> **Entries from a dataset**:
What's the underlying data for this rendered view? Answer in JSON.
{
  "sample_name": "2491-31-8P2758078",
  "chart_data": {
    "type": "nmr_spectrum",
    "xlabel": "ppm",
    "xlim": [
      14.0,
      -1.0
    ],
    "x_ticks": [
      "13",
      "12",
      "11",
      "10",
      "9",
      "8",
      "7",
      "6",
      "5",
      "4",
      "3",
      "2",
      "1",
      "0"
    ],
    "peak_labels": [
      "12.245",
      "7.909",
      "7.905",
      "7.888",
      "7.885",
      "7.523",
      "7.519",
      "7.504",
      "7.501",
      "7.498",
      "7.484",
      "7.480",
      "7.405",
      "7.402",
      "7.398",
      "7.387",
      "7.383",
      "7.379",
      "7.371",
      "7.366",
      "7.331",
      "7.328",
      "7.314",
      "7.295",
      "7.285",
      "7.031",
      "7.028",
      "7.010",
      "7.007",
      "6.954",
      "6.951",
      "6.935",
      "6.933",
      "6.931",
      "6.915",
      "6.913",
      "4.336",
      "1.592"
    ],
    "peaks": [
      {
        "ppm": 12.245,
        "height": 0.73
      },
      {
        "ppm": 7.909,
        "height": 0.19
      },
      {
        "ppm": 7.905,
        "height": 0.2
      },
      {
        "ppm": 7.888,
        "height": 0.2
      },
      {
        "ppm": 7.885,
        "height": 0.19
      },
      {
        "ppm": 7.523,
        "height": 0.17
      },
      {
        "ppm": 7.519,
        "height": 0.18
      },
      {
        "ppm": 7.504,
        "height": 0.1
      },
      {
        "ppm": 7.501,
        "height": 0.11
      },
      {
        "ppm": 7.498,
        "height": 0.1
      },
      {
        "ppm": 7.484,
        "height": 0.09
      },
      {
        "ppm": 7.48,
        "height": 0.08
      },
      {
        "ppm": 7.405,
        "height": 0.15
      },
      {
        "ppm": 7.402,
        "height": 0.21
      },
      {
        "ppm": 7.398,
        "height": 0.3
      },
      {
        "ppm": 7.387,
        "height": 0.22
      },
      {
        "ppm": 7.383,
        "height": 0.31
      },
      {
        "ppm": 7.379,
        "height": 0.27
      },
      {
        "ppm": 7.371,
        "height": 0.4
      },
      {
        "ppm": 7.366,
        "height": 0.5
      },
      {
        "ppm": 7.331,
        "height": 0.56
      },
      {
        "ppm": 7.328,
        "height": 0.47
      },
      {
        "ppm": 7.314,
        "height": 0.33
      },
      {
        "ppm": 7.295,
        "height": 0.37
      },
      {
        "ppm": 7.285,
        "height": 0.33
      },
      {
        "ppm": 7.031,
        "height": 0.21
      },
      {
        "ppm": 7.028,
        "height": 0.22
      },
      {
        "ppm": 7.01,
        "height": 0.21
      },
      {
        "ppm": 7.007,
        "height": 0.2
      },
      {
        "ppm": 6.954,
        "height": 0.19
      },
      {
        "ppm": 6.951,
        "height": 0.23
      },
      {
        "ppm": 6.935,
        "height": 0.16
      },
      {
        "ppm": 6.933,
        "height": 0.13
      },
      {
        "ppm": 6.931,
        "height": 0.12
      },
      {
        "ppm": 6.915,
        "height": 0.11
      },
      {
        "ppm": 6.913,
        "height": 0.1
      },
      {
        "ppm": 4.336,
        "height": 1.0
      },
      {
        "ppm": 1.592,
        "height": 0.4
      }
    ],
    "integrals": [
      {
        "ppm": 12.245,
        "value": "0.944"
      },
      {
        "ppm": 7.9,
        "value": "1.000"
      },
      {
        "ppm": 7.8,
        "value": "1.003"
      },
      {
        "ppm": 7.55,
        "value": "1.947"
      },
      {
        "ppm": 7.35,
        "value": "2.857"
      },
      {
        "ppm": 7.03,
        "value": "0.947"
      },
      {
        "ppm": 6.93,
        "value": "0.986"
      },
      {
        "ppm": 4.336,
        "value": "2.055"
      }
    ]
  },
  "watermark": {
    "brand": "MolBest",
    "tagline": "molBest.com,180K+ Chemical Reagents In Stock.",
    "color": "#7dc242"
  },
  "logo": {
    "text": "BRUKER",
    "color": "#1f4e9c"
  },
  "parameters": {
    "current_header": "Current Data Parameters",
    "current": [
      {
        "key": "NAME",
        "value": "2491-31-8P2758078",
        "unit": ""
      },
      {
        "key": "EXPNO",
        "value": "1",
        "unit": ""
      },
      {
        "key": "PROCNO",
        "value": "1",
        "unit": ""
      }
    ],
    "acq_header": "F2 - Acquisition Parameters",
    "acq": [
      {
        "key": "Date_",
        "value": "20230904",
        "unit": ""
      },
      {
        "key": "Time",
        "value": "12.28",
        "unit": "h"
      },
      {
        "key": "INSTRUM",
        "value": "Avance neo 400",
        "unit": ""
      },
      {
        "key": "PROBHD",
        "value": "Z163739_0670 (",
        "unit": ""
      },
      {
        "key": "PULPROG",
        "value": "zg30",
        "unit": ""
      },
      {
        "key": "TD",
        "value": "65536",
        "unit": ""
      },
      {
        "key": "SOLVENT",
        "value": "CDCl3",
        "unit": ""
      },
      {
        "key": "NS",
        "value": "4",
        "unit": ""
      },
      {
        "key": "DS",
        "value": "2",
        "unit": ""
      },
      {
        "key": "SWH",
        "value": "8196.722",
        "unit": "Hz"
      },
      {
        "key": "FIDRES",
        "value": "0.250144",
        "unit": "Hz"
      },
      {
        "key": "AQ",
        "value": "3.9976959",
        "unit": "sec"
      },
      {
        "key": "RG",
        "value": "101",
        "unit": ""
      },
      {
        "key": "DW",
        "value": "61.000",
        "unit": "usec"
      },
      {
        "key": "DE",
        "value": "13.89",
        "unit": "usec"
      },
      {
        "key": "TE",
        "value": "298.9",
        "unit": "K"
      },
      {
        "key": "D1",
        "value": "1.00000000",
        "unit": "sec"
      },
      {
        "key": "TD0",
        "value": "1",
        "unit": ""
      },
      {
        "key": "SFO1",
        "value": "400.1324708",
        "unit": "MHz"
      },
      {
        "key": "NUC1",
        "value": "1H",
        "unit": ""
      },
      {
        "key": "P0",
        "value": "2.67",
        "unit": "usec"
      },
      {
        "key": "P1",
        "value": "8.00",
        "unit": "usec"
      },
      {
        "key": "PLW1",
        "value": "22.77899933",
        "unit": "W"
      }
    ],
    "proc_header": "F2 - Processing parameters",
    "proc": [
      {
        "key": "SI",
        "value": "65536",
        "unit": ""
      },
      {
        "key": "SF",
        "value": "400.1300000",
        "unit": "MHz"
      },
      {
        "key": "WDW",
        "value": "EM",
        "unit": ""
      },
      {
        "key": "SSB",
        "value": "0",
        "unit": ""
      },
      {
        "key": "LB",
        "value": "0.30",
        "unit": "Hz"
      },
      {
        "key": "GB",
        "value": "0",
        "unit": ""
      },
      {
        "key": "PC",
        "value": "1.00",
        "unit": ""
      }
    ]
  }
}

> **TASK STATEMENT**:
All of the material above needs to be retyped word for word.

> **ANSWER TO THE TASK**:
What's the underlying data for this rendered view? Answer in JSON.
{
  "sample_name": "2491-31-8P2758078",
  "chart_data": {
    "type": "nmr_spectrum",
    "xlabel": "ppm",
    "xlim": [
      14.0,
      -1.0
    ],
    "x_ticks": [
      "13",
      "12",
      "11",
      "10",
      "9",
      "8",
      "7",
      "6",
      "5",
      "4",
      "3",
      "2",
      "1",
      "0"
    ],
    "peak_labels": [
      "12.245",
      "7.909",
      "7.905",
      "7.888",
      "7.885",
      "7.523",
      "7.519",
      "7.504",
      "7.501",
      "7.498",
      "7.484",
      "7.480",
      "7.405",
      "7.402",
      "7.398",
      "7.387",
      "7.383",
      "7.379",
      "7.371",
      "7.366",
      "7.331",
      "7.328",
      "7.314",
      "7.295",
      "7.285",
      "7.031",
      "7.028",
      "7.010",
      "7.007",
      "6.954",
      "6.951",
      "6.935",
      "6.933",
      "6.931",
      "6.915",
      "6.913",
      "4.336",
      "1.592"
    ],
    "peaks": [
      {
        "ppm": 12.245,
        "height": 0.73
      },
      {
        "ppm": 7.909,
        "height": 0.19
      },
      {
        "ppm": 7.905,
        "height": 0.2
      },
      {
        "ppm": 7.888,
        "height": 0.2
      },
      {
        "ppm": 7.885,
        "height": 0.19
      },
      {
        "ppm": 7.523,
        "height": 0.17
      },
      {
        "ppm": 7.519,
        "height": 0.18
      },
      {
        "ppm": 7.504,
        "height": 0.1
      },
      {
        "ppm": 7.501,
        "height": 0.11
      },
      {
        "ppm": 7.498,
        "height": 0.1
      },
      {
        "ppm": 7.484,
        "height": 0.09
      },
      {
        "ppm": 7.48,
        "height": 0.08
      },
      {
        "ppm": 7.405,
        "height": 0.15
      },
      {
        "ppm": 7.402,
        "height": 0.21
      },
      {
        "ppm": 7.398,
        "height": 0.3
      },
      {
        "ppm": 7.387,
        "height": 0.22
      },
      {
        "ppm": 7.383,
        "height": 0.31
      },
      {
        "ppm": 7.379,
        "height": 0.27
      },
      {
        "ppm": 7.371,
        "height": 0.4
      },
      {
        "ppm": 7.366,
        "height": 0.5
      },
      {
        "ppm": 7.331,
        "height": 0.56
      },
      {
        "ppm": 7.328,
        "height": 0.47
      },
      {
        "ppm": 7.314,
        "height": 0.33
      },
      {
        "ppm": 7.295,
        "height": 0.37
      },
      {
        "ppm": 7.285,
        "height": 0.33
      },
      {
        "ppm": 7.031,
        "height": 0.21
      },
      {
        "ppm": 7.028,
        "height": 0.22
      },
      {
        "ppm": 7.01,
        "height": 0.21
      },
      {
        "ppm": 7.007,
        "height": 0.2
      },
      {
        "ppm": 6.954,
        "height": 0.19
      },
      {
        "ppm": 6.951,
        "height": 0.23
      },
      {
        "ppm": 6.935,
        "height": 0.16
      },
      {
        "ppm": 6.933,
        "height": 0.13
      },
      {
        "ppm": 6.931,
        "height": 0.12
      },
      {
        "ppm": 6.915,
        "height": 0.11
      },
      {
        "ppm": 6.913,
        "height": 0.1
      },
      {
        "ppm": 4.336,
        "height": 1.0
      },
      {
        "ppm": 1.592,
        "height": 0.4
      }
    ],
    "integrals": [
      {
        "ppm": 12.245,
        "value": "0.944"
      },
      {
        "ppm": 7.9,
        "value": "1.000"
      },
      {
        "ppm": 7.8,
        "value": "1.003"
      },
      {
        "ppm": 7.55,
        "value": "1.947"
      },
      {
        "ppm": 7.35,
        "value": "2.857"
      },
      {
        "ppm": 7.03,
        "value": "0.947"
      },
      {
        "ppm": 6.93,
        "value": "0.986"
      },
      {
        "ppm": 4.336,
        "value": "2.055"
      }
    ]
  },
  "watermark": {
    "brand": "MolBest",
    "tagline": "molBest.com,180K+ Chemical Reagents In Stock.",
    "color": "#7dc242"
  },
  "logo": {
    "text": "BRUKER",
    "color": "#1f4e9c"
  },
  "parameters": {
    "current_header": "Current Data Parameters",
    "current": [
      {
        "key": "NAME",
        "value": "2491-31-8P2758078",
        "unit": ""
      },
      {
        "key": "EXPNO",
        "value": "1",
        "unit": ""
      },
      {
        "key": "PROCNO",
        "value": "1",
        "unit": ""
      }
    ],
    "acq_header": "F2 - Acquisition Parameters",
    "acq": [
      {
        "key": "Date_",
        "value": "20230904",
        "unit": ""
      },
      {
        "key": "Time",
        "value": "12.28",
        "unit": "h"
      },
      {
        "key": "INSTRUM",
        "value": "Avance neo 400",
        "unit": ""
      },
      {
        "key": "PROBHD",
        "value": "Z163739_0670 (",
        "unit": ""
      },
      {
        "key": "PULPROG",
        "value": "zg30",
        "unit": ""
      },
      {
        "key": "TD",
        "value": "65536",
        "unit": ""
      },
      {
        "key": "SOLVENT",
        "value": "CDCl3",
        "unit": ""
      },
      {
        "key": "NS",
        "value": "4",
        "unit": ""
      },
      {
        "key": "DS",
        "value": "2",
        "unit": ""
      },
      {
        "key": "SWH",
        "value": "8196.722",
        "unit": "Hz"
      },
      {
        "key": "FIDRES",
        "value": "0.250144",
        "unit": "Hz"
      },
      {
        "key": "AQ",
        "value": "3.9976959",
        "unit": "sec"
      },
      {
        "key": "RG",
        "value": "101",
        "unit": ""
      },
      {
        "key": "DW",
        "value": "61.000",
        "unit": "usec"
      },
      {
        "key": "DE",
        "value": "13.89",
        "unit": "usec"
      },
      {
        "key": "TE",
        "value": "298.9",
        "unit": "K"
      },
      {
        "key": "D1",
        "value": "1.00000000",
        "unit": "sec"
      },
      {
        "key": "TD0",
        "value": "1",
        "unit": ""
      },
      {
        "key": "SFO1",
        "value": "400.1324708",
        "unit": "MHz"
      },
      {
        "key": "NUC1",
        "value": "1H",
        "unit": ""
      },
      {
        "key": "P0",
        "value": "2.67",
        "unit": "usec"
      },
      {
        "key": "P1",
        "value": "8.00",
        "unit": "usec"
      },
      {
        "key": "PLW1",
        "value": "22.77899933",
        "unit": "W"
      }
    ],
    "proc_header": "F2 - Processing parameters",
    "proc": [
      {
        "key": "SI",
        "value": "65536",
        "unit": ""
      },
      {
        "key": "SF",
        "value": "400.1300000",
        "unit": "MHz"
      },
      {
        "key": "WDW",
        "value": "EM",
        "unit": ""
      },
      {
        "key": "SSB",
        "value": "0",
        "unit": ""
      },
      {
        "key": "LB",
        "value": "0.30",
        "unit": "Hz"
      },
      {
        "key": "GB",
        "value": "0",
        "unit": ""
      },
      {
        "key": "PC",
        "value": "1.00",
        "unit": ""
      }
    ]
  }
}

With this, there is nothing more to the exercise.